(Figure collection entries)
----

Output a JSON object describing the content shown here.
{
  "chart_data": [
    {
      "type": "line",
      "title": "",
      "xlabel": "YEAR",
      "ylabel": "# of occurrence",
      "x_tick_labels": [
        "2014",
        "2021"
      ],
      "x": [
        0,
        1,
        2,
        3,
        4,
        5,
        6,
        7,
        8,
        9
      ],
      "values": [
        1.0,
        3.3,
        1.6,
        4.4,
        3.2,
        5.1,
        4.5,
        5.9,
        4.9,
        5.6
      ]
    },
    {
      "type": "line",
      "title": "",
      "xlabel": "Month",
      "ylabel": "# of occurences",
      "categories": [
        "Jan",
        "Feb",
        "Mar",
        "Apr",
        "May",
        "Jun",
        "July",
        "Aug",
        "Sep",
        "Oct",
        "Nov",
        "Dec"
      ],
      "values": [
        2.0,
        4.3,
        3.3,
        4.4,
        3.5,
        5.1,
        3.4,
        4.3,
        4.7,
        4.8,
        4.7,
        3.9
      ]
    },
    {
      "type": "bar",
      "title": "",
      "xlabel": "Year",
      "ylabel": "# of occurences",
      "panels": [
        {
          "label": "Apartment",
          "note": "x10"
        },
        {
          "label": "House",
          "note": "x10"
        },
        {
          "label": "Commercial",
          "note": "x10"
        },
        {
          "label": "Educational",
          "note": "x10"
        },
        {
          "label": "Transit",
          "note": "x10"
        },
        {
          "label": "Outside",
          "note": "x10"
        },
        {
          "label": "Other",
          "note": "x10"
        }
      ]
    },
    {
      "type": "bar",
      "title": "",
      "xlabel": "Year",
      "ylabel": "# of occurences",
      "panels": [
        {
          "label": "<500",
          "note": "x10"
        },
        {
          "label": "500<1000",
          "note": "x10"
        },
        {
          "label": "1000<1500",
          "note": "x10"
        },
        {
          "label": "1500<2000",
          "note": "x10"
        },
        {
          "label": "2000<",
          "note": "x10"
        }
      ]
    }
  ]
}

----

## What needs to be done
Output an exact copy of each record.

## Expected answer
Output a JSON object describing the content shown here.
{
  "chart_data": [
    {
      "type": "line",
      "title": "",
      "xlabel": "YEAR",
      "ylabel": "# of occurrence",
      "x_tick_labels": [
        "2014",
        "2021"
      ],
      "x": [
        0,
        1,
        2,
        3,
        4,
        5,
        6,
        7,
        8,
        9
      ],
      "values": [
        1.0,
        3.3,
        1.6,
        4.4,
        3.2,
        5.1,
        4.5,
        5.9,
        4.9,
        5.6
      ]
    },
    {
      "type": "line",
      "title": "",
      "xlabel": "Month",
      "ylabel": "# of occurences",
      "categories": [
        "Jan",
        "Feb",
        "Mar",
        "Apr",
        "May",
        "Jun",
        "July",
        "Aug",
        "Sep",
        "Oct",
        "Nov",
        "Dec"
      ],
      "values": [
        2.0,
        4.3,
        3.3,
        4.4,
        3.5,
        5.1,
        3.4,
        4.3,
        4.7,
        4.8,
        4.7,
        3.9
      ]
    },
    {
      "type": "bar",
      "title": "",
      "xlabel": "Year",
      "ylabel": "# of occurences",
      "panels": [
        {
          "label": "Apartment",
          "note": "x10"
        },
        {
          "label": "House",
          "note": "x10"
        },
        {
          "label": "Commercial",
          "note": "x10"
        },
        {
          "label": "Educational",
          "note": "x10"
        },
        {
          "label": "Transit",
          "note": "x10"
        },
        {
          "label": "Outside",
          "note": "x10"
        },
        {
          "label": "Other",
          "note": "x10"
        }
      ]
    },
    {
      "type": "bar",
      "title": "",
      "xlabel": "Year",
      "ylabel": "# of occurences",
      "panels": [
        {
          "label": "<500",
          "note": "x10"
        },
        {
          "label": "500<1000",
          "note": "x10"
        },
        {
          "label": "1000<1500",
          "note": "x10"
        },
        {
          "label": "1500<2000",
          "note": "x10"
        },
        {
          "label": "2000<",
          "note": "x10"
        }
      ]
    }
  ]
}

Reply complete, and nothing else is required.